§ **EXERCISE INPUTS**:
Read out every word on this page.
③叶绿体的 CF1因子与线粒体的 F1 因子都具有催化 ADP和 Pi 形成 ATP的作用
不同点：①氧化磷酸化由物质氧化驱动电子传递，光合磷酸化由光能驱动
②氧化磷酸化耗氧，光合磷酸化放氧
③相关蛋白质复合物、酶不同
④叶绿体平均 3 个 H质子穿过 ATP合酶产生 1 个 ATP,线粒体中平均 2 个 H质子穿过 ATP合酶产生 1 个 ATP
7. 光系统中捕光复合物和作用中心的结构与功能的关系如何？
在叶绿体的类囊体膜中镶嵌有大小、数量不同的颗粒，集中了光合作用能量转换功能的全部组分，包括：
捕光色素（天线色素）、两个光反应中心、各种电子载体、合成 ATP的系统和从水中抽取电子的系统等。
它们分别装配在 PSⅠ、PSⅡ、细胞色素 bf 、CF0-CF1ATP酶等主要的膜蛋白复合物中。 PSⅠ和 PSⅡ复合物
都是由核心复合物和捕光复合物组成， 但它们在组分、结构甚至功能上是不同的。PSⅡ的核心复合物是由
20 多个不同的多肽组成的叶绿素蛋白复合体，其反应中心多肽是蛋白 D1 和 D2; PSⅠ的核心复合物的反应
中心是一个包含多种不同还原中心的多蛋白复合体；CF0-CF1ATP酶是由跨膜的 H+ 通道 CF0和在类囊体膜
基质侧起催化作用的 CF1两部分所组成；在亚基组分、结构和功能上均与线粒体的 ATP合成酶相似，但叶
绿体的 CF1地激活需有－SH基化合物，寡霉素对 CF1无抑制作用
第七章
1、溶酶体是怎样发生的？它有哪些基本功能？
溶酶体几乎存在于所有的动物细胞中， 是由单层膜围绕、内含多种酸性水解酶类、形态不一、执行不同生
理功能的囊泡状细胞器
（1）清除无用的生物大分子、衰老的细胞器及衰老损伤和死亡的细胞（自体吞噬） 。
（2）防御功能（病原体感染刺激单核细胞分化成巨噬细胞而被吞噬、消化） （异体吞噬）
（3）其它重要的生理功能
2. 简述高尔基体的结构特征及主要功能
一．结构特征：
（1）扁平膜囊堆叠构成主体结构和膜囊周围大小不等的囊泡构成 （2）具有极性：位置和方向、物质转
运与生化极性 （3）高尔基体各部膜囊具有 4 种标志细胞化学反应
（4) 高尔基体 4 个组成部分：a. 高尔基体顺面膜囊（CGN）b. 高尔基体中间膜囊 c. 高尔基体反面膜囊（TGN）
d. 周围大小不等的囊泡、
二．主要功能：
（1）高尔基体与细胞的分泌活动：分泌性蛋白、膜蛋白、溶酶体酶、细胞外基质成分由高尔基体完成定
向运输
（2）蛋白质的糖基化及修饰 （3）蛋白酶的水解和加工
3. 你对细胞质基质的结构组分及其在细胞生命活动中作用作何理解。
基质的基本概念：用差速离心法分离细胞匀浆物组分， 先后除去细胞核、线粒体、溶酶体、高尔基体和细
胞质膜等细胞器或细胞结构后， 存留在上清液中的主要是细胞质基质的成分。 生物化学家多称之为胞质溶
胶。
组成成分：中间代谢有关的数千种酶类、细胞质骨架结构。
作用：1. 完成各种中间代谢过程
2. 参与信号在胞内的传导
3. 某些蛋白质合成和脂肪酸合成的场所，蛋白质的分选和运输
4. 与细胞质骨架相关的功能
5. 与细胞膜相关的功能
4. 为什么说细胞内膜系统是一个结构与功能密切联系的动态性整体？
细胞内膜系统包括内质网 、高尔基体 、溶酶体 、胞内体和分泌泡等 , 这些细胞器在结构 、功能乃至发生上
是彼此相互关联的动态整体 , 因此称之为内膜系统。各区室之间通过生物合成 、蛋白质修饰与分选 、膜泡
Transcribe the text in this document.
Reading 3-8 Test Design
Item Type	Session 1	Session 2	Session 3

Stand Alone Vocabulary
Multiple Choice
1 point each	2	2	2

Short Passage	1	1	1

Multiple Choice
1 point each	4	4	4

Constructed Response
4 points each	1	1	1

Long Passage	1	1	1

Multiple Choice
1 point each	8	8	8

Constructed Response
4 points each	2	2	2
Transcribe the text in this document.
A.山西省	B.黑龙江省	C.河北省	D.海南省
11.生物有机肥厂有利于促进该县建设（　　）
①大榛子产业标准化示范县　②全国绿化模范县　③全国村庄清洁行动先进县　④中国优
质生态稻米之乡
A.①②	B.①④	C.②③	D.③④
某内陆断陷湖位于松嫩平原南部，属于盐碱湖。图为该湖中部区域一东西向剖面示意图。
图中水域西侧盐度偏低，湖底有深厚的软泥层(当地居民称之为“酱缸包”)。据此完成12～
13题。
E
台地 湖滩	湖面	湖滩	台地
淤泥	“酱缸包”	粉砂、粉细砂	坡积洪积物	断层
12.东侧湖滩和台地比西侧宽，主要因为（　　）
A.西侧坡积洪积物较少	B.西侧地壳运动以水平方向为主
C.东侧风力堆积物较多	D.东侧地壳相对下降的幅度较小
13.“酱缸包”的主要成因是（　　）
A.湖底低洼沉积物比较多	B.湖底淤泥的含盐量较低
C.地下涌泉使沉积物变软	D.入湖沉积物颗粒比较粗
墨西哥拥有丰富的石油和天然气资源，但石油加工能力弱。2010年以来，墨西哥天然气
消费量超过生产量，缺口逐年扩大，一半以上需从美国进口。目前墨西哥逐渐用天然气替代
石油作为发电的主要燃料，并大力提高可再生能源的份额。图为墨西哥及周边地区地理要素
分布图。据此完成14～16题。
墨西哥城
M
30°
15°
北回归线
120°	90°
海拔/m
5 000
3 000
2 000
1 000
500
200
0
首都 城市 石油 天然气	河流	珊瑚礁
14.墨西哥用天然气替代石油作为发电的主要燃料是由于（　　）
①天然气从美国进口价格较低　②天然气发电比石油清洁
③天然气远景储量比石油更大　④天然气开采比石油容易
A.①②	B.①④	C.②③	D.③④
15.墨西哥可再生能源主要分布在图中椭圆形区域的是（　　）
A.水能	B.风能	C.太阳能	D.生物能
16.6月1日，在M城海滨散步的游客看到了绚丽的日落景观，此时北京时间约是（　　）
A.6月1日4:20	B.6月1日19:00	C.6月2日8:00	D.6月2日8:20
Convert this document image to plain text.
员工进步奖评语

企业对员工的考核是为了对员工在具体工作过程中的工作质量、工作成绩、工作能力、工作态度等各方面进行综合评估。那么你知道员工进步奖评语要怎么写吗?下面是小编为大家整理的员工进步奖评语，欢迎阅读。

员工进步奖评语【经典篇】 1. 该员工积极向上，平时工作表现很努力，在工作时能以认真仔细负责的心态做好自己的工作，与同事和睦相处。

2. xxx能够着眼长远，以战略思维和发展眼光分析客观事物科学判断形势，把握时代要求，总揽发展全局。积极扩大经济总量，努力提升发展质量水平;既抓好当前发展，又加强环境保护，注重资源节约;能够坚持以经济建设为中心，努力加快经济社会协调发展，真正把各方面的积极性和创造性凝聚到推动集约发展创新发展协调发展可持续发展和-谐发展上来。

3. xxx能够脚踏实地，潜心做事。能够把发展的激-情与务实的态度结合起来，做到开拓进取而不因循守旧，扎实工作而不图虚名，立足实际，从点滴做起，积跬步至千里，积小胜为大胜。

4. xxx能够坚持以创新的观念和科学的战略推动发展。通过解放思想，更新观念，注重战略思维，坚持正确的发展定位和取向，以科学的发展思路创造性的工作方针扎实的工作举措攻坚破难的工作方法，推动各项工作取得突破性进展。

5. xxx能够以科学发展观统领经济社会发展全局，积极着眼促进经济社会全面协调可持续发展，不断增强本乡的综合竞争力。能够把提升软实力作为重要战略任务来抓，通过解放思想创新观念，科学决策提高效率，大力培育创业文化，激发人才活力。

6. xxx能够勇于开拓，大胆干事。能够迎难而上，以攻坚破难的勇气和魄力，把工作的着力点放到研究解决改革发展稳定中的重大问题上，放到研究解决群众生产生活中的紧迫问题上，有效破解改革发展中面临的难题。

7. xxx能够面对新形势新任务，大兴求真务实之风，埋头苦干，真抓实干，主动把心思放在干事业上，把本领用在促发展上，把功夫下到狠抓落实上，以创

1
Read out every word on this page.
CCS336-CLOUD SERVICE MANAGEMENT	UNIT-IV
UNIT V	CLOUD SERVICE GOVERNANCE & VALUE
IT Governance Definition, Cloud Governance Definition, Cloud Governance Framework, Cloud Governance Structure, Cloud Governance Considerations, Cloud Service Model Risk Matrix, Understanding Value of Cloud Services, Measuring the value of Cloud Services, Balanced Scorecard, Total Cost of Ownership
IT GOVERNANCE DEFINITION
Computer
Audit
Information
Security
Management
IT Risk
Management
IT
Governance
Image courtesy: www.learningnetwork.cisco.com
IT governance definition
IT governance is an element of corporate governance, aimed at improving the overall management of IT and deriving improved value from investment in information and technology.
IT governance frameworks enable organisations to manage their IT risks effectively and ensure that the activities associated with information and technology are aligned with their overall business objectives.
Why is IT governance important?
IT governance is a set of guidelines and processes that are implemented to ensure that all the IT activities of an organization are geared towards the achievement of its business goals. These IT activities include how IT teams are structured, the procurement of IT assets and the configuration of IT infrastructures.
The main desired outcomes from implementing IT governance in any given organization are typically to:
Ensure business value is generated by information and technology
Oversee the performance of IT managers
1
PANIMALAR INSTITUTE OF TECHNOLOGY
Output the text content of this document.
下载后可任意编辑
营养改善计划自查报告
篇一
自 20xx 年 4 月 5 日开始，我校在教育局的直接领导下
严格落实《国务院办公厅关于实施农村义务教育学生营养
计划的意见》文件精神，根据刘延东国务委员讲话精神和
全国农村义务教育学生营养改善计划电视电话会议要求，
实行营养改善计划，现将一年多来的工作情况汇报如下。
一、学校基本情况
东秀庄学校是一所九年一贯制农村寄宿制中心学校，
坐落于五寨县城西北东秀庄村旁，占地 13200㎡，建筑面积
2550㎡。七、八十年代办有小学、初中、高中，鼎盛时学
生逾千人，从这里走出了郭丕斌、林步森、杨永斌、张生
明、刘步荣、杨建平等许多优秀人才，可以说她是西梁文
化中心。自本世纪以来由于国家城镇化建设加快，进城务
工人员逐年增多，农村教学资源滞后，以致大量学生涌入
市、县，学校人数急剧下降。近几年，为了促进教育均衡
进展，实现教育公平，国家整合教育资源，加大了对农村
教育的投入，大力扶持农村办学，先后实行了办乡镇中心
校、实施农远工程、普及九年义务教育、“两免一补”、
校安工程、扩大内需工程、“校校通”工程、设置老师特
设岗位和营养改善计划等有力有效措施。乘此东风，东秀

§ **WHAT NEEDS TO BE DONE**: Return each line that includes "activities".

§ **THE OUTPUT**:
IT governance frameworks enable organisations to manage their IT risks effectively and ensure that the activities associated with information and technology are aligned with their overall business objectives.
IT governance is a set of guidelines and processes that are implemented to ensure that all the IT activities of an organization are geared towards the achievement of its business goals. These IT activities include how IT teams are structured, the procurement of IT assets and the configuration of IT infrastructures.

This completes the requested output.